_OBJECTIVE_. Report the count of lines where the string "الأبحاث" appears, and nothing else.

_SUPPLIED DATA_.
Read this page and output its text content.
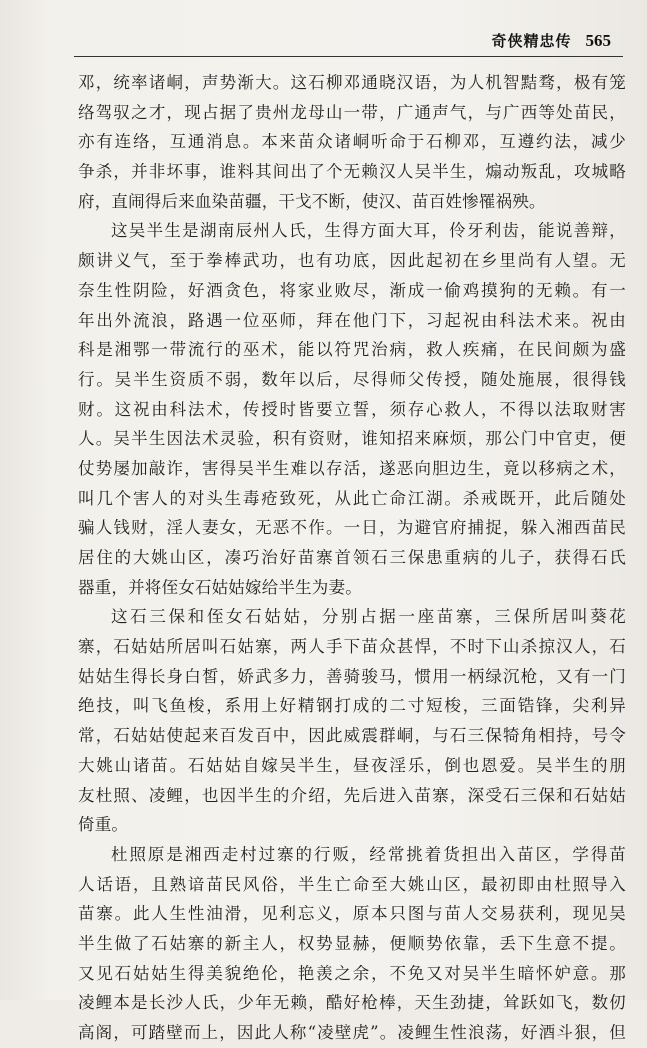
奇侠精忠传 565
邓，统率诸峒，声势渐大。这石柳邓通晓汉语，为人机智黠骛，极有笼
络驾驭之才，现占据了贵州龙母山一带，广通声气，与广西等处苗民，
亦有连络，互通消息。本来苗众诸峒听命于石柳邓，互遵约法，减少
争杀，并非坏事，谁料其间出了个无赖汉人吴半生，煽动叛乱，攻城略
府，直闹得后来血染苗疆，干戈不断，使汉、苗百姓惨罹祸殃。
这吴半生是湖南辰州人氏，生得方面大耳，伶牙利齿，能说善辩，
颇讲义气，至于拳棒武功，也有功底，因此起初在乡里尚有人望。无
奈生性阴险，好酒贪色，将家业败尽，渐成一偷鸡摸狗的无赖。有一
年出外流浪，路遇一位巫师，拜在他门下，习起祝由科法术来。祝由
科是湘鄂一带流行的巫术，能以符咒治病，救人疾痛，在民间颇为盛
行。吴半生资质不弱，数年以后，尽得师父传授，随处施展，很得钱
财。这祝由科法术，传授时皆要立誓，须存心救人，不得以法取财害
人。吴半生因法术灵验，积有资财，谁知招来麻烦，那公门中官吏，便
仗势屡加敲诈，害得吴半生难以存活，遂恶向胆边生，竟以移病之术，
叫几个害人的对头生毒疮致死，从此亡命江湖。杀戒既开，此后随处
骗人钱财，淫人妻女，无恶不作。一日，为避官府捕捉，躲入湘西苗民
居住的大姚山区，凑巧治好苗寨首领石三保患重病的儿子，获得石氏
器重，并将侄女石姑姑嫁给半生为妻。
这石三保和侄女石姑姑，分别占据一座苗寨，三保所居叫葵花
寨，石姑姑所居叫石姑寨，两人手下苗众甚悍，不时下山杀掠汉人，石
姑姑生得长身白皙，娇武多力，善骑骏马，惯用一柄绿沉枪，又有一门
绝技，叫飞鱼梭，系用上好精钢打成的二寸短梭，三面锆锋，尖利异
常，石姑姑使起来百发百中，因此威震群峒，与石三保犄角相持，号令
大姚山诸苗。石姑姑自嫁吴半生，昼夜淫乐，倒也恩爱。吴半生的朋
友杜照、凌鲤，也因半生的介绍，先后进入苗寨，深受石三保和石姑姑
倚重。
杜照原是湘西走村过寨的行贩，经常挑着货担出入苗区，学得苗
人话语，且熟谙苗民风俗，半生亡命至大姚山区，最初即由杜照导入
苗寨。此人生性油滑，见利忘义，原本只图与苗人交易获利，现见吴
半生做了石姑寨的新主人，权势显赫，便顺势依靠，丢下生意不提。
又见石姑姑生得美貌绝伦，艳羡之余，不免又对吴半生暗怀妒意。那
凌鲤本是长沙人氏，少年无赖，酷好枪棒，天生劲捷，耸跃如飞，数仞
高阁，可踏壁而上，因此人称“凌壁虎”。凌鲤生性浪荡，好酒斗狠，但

--

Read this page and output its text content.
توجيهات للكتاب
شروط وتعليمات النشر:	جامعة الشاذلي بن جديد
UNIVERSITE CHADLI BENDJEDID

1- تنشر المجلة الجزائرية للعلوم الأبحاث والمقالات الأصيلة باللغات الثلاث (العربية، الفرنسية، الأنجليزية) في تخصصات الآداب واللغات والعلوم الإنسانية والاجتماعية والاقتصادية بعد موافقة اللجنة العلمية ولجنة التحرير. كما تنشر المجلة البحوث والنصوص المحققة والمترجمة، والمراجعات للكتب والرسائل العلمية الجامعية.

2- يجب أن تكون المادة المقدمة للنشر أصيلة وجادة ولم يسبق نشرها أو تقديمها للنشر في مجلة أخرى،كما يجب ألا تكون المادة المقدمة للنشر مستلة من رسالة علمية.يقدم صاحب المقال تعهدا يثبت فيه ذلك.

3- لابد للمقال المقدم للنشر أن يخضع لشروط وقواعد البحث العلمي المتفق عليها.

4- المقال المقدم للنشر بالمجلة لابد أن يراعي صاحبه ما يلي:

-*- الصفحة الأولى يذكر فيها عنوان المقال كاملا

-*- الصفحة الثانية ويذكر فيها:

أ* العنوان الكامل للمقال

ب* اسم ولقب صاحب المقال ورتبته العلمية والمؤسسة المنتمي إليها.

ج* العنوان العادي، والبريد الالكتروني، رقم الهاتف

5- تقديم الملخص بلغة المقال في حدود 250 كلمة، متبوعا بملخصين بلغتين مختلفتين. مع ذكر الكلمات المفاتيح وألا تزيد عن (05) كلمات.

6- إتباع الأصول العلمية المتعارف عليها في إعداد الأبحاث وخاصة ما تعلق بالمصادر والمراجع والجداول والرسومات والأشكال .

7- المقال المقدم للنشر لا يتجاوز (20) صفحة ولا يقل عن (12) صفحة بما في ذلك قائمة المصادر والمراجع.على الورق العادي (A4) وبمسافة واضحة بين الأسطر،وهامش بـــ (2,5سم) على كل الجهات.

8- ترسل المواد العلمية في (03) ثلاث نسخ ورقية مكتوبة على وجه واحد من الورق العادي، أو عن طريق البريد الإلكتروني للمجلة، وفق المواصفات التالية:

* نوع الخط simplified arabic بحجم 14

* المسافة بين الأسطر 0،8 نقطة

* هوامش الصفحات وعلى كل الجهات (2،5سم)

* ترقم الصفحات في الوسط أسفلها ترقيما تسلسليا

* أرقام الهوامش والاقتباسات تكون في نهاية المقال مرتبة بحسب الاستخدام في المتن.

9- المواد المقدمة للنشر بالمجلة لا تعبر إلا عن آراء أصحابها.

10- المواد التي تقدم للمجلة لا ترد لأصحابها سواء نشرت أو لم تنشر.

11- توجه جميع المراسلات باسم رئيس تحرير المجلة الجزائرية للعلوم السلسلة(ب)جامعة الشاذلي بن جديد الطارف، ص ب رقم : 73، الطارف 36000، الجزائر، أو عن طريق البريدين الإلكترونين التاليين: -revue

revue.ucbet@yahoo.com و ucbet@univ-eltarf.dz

_TASK SOLUTION_. 2